| EXERCISE REQUIREMENTS |
Print every entry exactly as written.

| EXTRACTED MATERIAL |
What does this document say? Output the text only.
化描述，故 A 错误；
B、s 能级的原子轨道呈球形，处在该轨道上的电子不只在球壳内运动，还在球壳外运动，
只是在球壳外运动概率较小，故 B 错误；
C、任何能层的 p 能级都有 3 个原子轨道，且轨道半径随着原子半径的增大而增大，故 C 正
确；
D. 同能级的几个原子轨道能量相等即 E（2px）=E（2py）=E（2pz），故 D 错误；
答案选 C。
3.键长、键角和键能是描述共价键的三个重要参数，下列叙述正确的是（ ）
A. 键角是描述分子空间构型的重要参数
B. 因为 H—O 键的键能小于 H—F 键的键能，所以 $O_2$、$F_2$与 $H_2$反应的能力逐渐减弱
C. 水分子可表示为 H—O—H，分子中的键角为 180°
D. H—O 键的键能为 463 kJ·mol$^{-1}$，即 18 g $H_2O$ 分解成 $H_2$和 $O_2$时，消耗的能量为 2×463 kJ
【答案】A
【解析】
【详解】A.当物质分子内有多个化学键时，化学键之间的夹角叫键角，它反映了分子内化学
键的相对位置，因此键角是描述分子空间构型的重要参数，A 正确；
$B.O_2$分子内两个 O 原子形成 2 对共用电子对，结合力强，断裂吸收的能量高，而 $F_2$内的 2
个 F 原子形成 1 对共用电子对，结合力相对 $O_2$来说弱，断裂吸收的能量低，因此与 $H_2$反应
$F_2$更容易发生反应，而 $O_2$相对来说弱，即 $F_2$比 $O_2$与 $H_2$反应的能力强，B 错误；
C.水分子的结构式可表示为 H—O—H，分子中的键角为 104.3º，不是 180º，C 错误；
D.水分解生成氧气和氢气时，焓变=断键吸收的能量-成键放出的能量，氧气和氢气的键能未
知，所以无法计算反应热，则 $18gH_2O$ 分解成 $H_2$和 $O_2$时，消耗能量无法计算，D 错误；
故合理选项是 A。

| CORRECT OUTPUT |
What does this document say? Output the text only.
化描述，故 A 错误；
B、s 能级的原子轨道呈球形，处在该轨道上的电子不只在球壳内运动，还在球壳外运动，
只是在球壳外运动概率较小，故 B 错误；
C、任何能层的 p 能级都有 3 个原子轨道，且轨道半径随着原子半径的增大而增大，故 C 正
确；
D. 同能级的几个原子轨道能量相等即 E（2px）=E（2py）=E（2pz），故 D 错误；
答案选 C。
3.键长、键角和键能是描述共价键的三个重要参数，下列叙述正确的是（ ）
A. 键角是描述分子空间构型的重要参数
B. 因为 H—O 键的键能小于 H—F 键的键能，所以 $O_2$、$F_2$与 $H_2$反应的能力逐渐减弱
C. 水分子可表示为 H—O—H，分子中的键角为 180°
D. H—O 键的键能为 463 kJ·mol$^{-1}$，即 18 g $H_2O$ 分解成 $H_2$和 $O_2$时，消耗的能量为 2×463 kJ
【答案】A
【解析】
【详解】A.当物质分子内有多个化学键时，化学键之间的夹角叫键角，它反映了分子内化学
键的相对位置，因此键角是描述分子空间构型的重要参数，A 正确；
$B.O_2$分子内两个 O 原子形成 2 对共用电子对，结合力强，断裂吸收的能量高，而 $F_2$内的 2
个 F 原子形成 1 对共用电子对，结合力相对 $O_2$来说弱，断裂吸收的能量低，因此与 $H_2$反应
$F_2$更容易发生反应，而 $O_2$相对来说弱，即 $F_2$比 $O_2$与 $H_2$反应的能力强，B 错误；
C.水分子的结构式可表示为 H—O—H，分子中的键角为 104.3º，不是 180º，C 错误；
D.水分解生成氧气和氢气时，焓变=断键吸收的能量-成键放出的能量，氧气和氢气的键能未
知，所以无法计算反应热，则 $18gH_2O$ 分解成 $H_2$和 $O_2$时，消耗能量无法计算，D 错误；
故合理选项是 A。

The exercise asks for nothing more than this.